• **Task prompt**
Return copies of the lines below that mention "Neurosphere".

=== Section Start ===

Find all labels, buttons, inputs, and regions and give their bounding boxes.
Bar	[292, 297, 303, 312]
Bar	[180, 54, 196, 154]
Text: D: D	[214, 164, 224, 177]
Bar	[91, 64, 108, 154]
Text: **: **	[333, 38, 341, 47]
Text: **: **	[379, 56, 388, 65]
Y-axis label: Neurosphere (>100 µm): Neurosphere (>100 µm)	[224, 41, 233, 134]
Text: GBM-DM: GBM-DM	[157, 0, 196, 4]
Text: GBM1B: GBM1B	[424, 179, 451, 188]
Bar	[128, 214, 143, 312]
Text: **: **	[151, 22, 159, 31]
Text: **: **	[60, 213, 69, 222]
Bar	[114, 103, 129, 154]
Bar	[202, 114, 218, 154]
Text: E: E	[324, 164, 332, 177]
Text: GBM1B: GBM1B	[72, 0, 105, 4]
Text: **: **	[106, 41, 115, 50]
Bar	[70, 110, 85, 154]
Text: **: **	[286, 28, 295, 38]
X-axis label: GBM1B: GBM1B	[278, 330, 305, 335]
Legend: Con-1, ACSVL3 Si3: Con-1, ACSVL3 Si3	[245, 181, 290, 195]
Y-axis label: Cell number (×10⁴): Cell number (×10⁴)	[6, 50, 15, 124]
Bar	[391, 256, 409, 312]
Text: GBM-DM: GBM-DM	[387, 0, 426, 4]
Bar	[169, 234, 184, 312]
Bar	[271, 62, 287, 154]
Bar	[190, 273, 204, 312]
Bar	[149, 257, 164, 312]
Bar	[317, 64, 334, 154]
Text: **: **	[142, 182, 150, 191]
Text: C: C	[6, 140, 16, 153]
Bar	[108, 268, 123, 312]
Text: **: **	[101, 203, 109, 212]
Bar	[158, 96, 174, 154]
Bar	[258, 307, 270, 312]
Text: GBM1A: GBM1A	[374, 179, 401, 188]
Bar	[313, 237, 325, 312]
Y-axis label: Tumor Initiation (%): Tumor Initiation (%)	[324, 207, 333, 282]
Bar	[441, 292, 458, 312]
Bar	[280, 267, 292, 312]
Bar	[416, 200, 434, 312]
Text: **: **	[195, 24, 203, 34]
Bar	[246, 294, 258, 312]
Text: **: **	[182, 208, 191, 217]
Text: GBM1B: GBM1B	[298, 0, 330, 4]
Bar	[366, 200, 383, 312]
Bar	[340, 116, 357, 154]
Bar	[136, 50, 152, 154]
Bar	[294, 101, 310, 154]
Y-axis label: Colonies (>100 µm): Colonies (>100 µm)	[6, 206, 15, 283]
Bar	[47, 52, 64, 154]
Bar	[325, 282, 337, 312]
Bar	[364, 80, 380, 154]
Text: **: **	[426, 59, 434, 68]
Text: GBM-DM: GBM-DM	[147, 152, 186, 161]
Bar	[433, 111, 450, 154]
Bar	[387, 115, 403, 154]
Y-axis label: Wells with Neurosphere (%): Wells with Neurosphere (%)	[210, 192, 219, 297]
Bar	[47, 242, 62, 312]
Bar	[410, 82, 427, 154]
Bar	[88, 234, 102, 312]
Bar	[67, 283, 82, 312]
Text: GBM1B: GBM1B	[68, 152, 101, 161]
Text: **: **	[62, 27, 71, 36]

=== Section End ===

• **Answer to the exercise**
Y-axis label: Neurosphere (>100 µm): Neurosphere (>100 µm)	[224, 41, 233, 134]
Y-axis label: Wells with Neurosphere (%): Wells with Neurosphere (%)	[210, 192, 219, 297]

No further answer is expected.